## EXERCISE REQUIREMENTS
(a) Please return the passage from the Bitcoin white paper notes starting with "We define an" and going on through "represent 0.1 BTC?", copied word for word.
(b) In the Bitcoin white paper notes, what is the most outputs a transaction normally has, and what are they for?

"BTC White Paper" Study and Summary

What is BTC#

Before I read this white paper, I naturally thought that Bitcoin was just a string of code representing one Bitcoin. But that's not the case. In the entire Bitcoin system, there is no concept specifically used to refer to Bitcoin.

The white paper mentions:

We define an electronic coin as a chain of digital signatures.

We define a chain of digital signatures as a form of digital currency.

When I first read this, it was easy to assume that one Bitcoin equals one digital signature. This leads to a huge question: how do you represent 0.1 BTC?

In the subsequent section "9. Combining and Splitting Value," it states:

Although it would be possible to handle coins individually, it would be unwieldy to make a separate transaction for every cent in a transfer. To allow value to be split and combined, transactions contain multiple inputs and outputs. Normally there will be either a single input from a larger previous transaction or multiple inputs combining smaller amounts, and at most two outputs: one for the payment, and one returning the change, if any, back to the sender.

## INFORMATION PROVIDED

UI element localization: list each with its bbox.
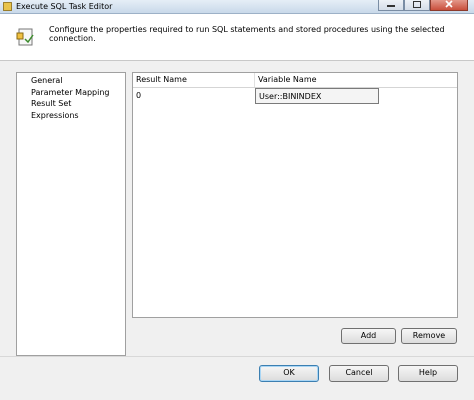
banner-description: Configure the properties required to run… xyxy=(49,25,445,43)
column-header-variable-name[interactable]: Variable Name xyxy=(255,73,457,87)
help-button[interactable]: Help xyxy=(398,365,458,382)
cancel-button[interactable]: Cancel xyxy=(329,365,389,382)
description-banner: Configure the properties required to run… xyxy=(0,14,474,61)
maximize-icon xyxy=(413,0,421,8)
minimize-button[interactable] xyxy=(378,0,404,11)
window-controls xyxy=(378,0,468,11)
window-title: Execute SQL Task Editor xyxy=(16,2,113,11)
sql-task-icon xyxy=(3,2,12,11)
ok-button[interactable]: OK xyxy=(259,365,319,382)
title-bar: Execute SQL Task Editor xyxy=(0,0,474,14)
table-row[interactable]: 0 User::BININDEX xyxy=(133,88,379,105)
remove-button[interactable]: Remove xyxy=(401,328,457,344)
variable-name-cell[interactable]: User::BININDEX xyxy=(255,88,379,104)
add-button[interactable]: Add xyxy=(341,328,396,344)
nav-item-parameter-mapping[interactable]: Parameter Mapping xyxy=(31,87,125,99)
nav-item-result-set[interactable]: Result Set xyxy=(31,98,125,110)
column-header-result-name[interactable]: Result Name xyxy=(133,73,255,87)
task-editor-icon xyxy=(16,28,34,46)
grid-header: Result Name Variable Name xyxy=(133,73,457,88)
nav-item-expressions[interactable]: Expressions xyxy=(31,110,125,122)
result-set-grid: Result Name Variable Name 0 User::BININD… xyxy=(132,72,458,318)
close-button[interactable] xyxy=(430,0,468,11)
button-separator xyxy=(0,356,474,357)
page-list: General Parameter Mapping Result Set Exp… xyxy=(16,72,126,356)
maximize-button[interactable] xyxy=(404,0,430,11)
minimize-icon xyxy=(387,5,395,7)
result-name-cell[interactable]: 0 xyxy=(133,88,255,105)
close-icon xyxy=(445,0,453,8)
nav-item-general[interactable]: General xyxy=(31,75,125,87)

## TASK-BY-TASK ANSWERS
(a)
We define an electronic coin as a chain of digital signatures.

We define a chain of digital signatures as a form of digital currency.

When I first read this, it was easy to assume that one Bitcoin equals one digital signature. This leads to a huge question: how do you represent 0.1 BTC?

(b) At most two: one for the payment, and one returning any change back to the sender.